* Exercise description *
From the records below, extract all the text exactly and leave the images behind.

·····

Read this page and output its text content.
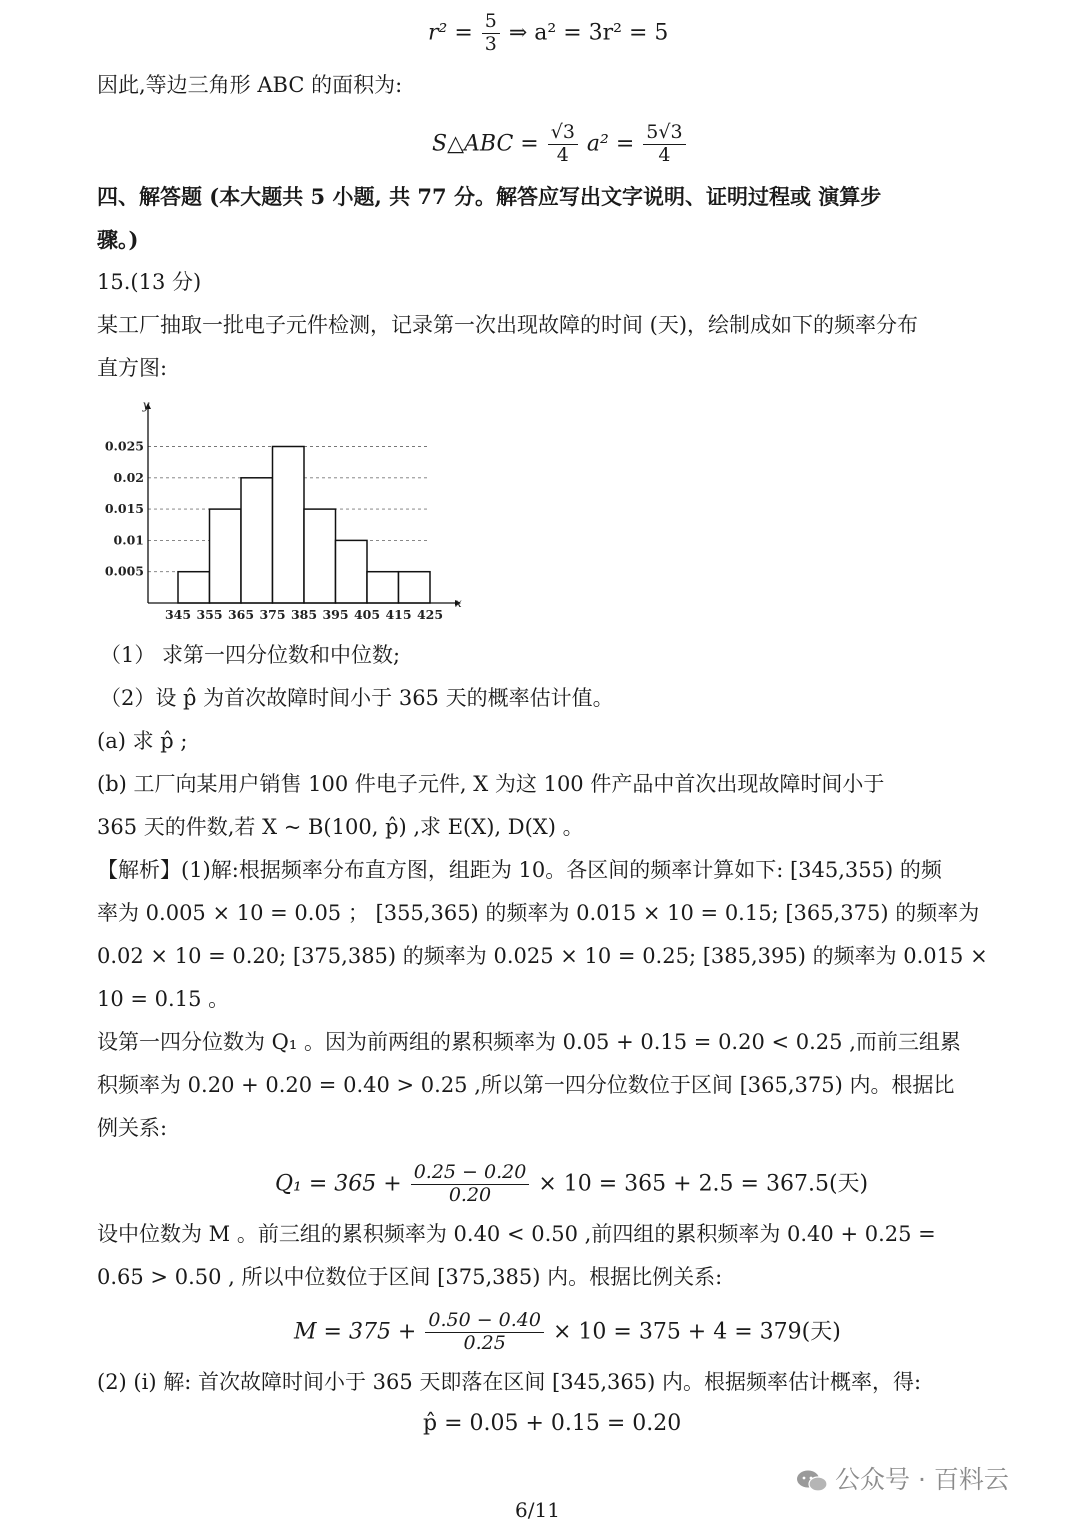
$r^2 = \frac{5}{3}$ ⇒ a² = 3r² = 5
因此,等边三角形 ABC 的面积为:
S△ABC = $\frac{√3}{4} a^2 = \frac{5√3}{4}$
四、解答题 (本大题共 5 小题, 共 77 分。解答应写出文字说明、证明过程或 演算步
骤。)
15.(13 分)
某工厂抽取一批电子元件检测，记录第一次出现故障的时间 (天)，绘制成如下的频率分布
直方图:
0.005
0.01
0.015
0.02
0.025
y
x
345 355 365 375 385 395 405 415 425
（1） 求第一四分位数和中位数;
（2）设 p̂ 为首次故障时间小于 365 天的概率估计值。
(a) 求 p̂ ;
(b) 工厂向某用户销售 100 件电子元件, X 为这 100 件产品中首次出现故障时间小于
365 天的件数,若 X ~ B(100, p̂) ,求 E(X), D(X) 。
【解析】(1)解:根据频率分布直方图，组距为 10。各区间的频率计算如下: [345,355) 的频
率为 0.005 × 10 = 0.05 ； [355,365) 的频率为 0.015 × 10 = 0.15; [365,375) 的频率为
0.02 × 10 = 0.20; [375,385) 的频率为 0.025 × 10 = 0.25; [385,395) 的频率为 0.015 ×
10 = 0.15 。
设第一四分位数为 Q₁ 。因为前两组的累积频率为 0.05 + 0.15 = 0.20 < 0.25 ,而前三组累
积频率为 0.20 + 0.20 = 0.40 > 0.25 ,所以第一四分位数位于区间 [365,375) 内。根据比
例关系:
$Q_1 = 365 + \frac{0.25 - 0.20}{0.20} \times 10 = 365 + 2.5 = 367.5$(天)
设中位数为 M 。前三组的累积频率为 0.40 < 0.50 ,前四组的累积频率为 0.40 + 0.25 =
0.65 > 0.50 , 所以中位数位于区间 [375,385) 内。根据比例关系:
$M = 375 + \frac{0.50 - 0.40}{0.25} \times 10 = 375 + 4 = 379$(天)
(2) (i) 解: 首次故障时间小于 365 天即落在区间 [345,365) 内。根据频率估计概率，得:
p̂ = 0.05 + 0.15 = 0.20
公众号 · 百料云
6/11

·····

* Answer in full *
Read this page and output its text content.
$r^2 = \frac{5}{3}$ ⇒ a² = 3r² = 5
因此,等边三角形 ABC 的面积为:
S△ABC = $\frac{√3}{4} a^2 = \frac{5√3}{4}$
四、解答题 (本大题共 5 小题, 共 77 分。解答应写出文字说明、证明过程或 演算步
骤。)
15.(13 分)
某工厂抽取一批电子元件检测，记录第一次出现故障的时间 (天)，绘制成如下的频率分布
直方图:
0.005
0.01
0.015
0.02
0.025
y
x
345 355 365 375 385 395 405 415 425
（1） 求第一四分位数和中位数;
（2）设 p̂ 为首次故障时间小于 365 天的概率估计值。
(a) 求 p̂ ;
(b) 工厂向某用户销售 100 件电子元件, X 为这 100 件产品中首次出现故障时间小于
365 天的件数,若 X ~ B(100, p̂) ,求 E(X), D(X) 。
【解析】(1)解:根据频率分布直方图，组距为 10。各区间的频率计算如下: [345,355) 的频
率为 0.005 × 10 = 0.05 ； [355,365) 的频率为 0.015 × 10 = 0.15; [365,375) 的频率为
0.02 × 10 = 0.20; [375,385) 的频率为 0.025 × 10 = 0.25; [385,395) 的频率为 0.015 ×
10 = 0.15 。
设第一四分位数为 Q₁ 。因为前两组的累积频率为 0.05 + 0.15 = 0.20 < 0.25 ,而前三组累
积频率为 0.20 + 0.20 = 0.40 > 0.25 ,所以第一四分位数位于区间 [365,375) 内。根据比
例关系:
$Q_1 = 365 + \frac{0.25 - 0.20}{0.20} \times 10 = 365 + 2.5 = 367.5$(天)
设中位数为 M 。前三组的累积频率为 0.40 < 0.50 ,前四组的累积频率为 0.40 + 0.25 =
0.65 > 0.50 , 所以中位数位于区间 [375,385) 内。根据比例关系:
$M = 375 + \frac{0.50 - 0.40}{0.25} \times 10 = 375 + 4 = 379$(天)
(2) (i) 解: 首次故障时间小于 365 天即落在区间 [345,365) 内。根据频率估计概率，得:
p̂ = 0.05 + 0.15 = 0.20
公众号 · 百料云
6/11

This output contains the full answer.